> Extracted material:
====================
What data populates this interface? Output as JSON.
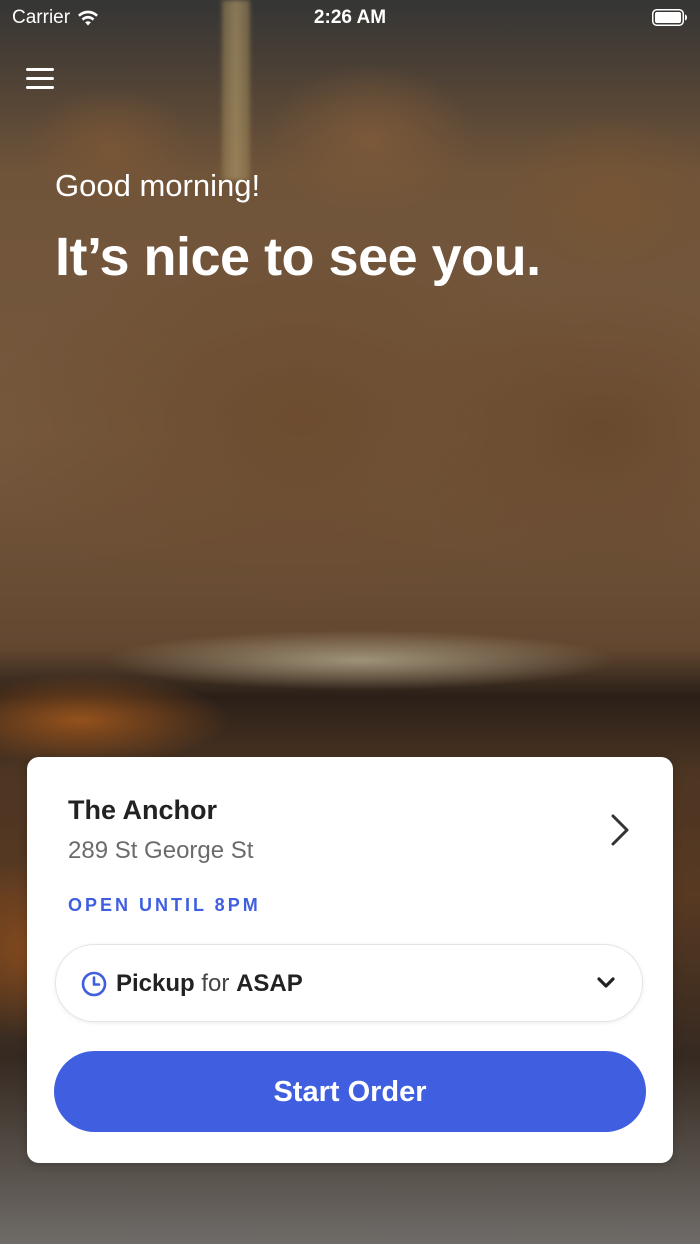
{
  "status_bar": {
    "carrier": "Carrier",
    "time": "2:26 AM"
  },
  "header": {
    "greeting": "Good morning!",
    "headline": "It’s nice to see you."
  },
  "store": {
    "name": "The Anchor",
    "address": "289 St George St",
    "open_status": "OPEN UNTIL 8PM"
  },
  "pickup": {
    "mode": "Pickup",
    "connector": "for",
    "time": "ASAP"
  },
  "actions": {
    "start_order": "Start Order"
  },
  "theme": {
    "accent": "#3f5ee0",
    "card_background": "#ffffff",
    "text_primary": "#222222",
    "text_secondary": "#6b6b6b"
  },
  "icons": [
    "wifi-icon",
    "battery-icon",
    "menu-icon",
    "chevron-right-icon",
    "clock-icon",
    "chevron-down-icon"
  ]
}
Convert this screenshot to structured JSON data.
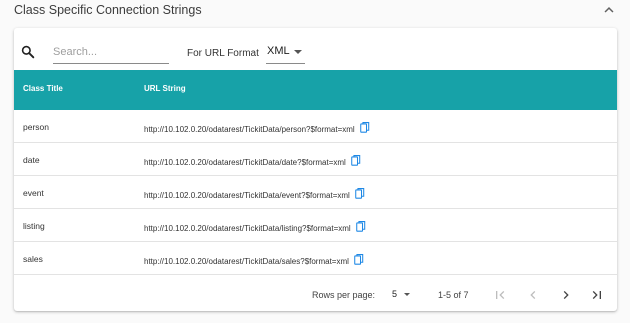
{
  "section": {
    "title": "Class Specific Connection Strings",
    "collapse_icon": "chevron-up-icon"
  },
  "toolbar": {
    "search_icon": "search-icon",
    "search_placeholder": "Search...",
    "search_value": "",
    "format_label": "For URL Format",
    "format_value": "XML"
  },
  "table": {
    "headers": [
      "Class Title",
      "URL String"
    ],
    "rows": [
      {
        "class_title": "person",
        "url": "http://10.102.0.20/odatarest/TickitData/person?$format=xml"
      },
      {
        "class_title": "date",
        "url": "http://10.102.0.20/odatarest/TickitData/date?$format=xml"
      },
      {
        "class_title": "event",
        "url": "http://10.102.0.20/odatarest/TickitData/event?$format=xml"
      },
      {
        "class_title": "listing",
        "url": "http://10.102.0.20/odatarest/TickitData/listing?$format=xml"
      },
      {
        "class_title": "sales",
        "url": "http://10.102.0.20/odatarest/TickitData/sales?$format=xml"
      }
    ],
    "copy_icon": "copy-icon",
    "header_color": "#17a2a8",
    "icon_color": "#1e88e5"
  },
  "pagination": {
    "rows_per_page_label": "Rows per page:",
    "rows_per_page_value": "5",
    "range_text": "1-5 of 7",
    "icons": [
      "first-page-icon",
      "previous-page-icon",
      "next-page-icon",
      "last-page-icon"
    ]
  }
}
====================
> What you will do: Every entry must be transcribed exactly. Pictures do not belong in the copy.

> Result:
What data populates this interface? Output as JSON.
{
  "status_bar": {
    "carrier": "Carrier",
    "time": "2:26 AM"
  },
  "header": {
    "greeting": "Good morning!",
    "headline": "It’s nice to see you."
  },
  "store": {
    "name": "The Anchor",
    "address": "289 St George St",
    "open_status": "OPEN UNTIL 8PM"
  },
  "pickup": {
    "mode": "Pickup",
    "connector": "for",
    "time": "ASAP"
  },
  "actions": {
    "start_order": "Start Order"
  },
  "theme": {
    "accent": "#3f5ee0",
    "card_background": "#ffffff",
    "text_primary": "#222222",
    "text_secondary": "#6b6b6b"
  },
  "icons": [
    "wifi-icon",
    "battery-icon",
    "menu-icon",
    "chevron-right-icon",
    "clock-icon",
    "chevron-down-icon"
  ]
}
Convert this screenshot to structured JSON data.
{
  "section": {
    "title": "Class Specific Connection Strings",
    "collapse_icon": "chevron-up-icon"
  },
  "toolbar": {
    "search_icon": "search-icon",
    "search_placeholder": "Search...",
    "search_value": "",
    "format_label": "For URL Format",
    "format_value": "XML"
  },
  "table": {
    "headers": [
      "Class Title",
      "URL String"
    ],
    "rows": [
      {
        "class_title": "person",
        "url": "http://10.102.0.20/odatarest/TickitData/person?$format=xml"
      },
      {
        "class_title": "date",
        "url": "http://10.102.0.20/odatarest/TickitData/date?$format=xml"
      },
      {
        "class_title": "event",
        "url": "http://10.102.0.20/odatarest/TickitData/event?$format=xml"
      },
      {
        "class_title": "listing",
        "url": "http://10.102.0.20/odatarest/TickitData/listing?$format=xml"
      },
      {
        "class_title": "sales",
        "url": "http://10.102.0.20/odatarest/TickitData/sales?$format=xml"
      }
    ],
    "copy_icon": "copy-icon",
    "header_color": "#17a2a8",
    "icon_color": "#1e88e5"
  },
  "pagination": {
    "rows_per_page_label": "Rows per page:",
    "rows_per_page_value": "5",
    "range_text": "1-5 of 7",
    "icons": [
      "first-page-icon",
      "previous-page-icon",
      "next-page-icon",
      "last-page-icon"
    ]
  }
}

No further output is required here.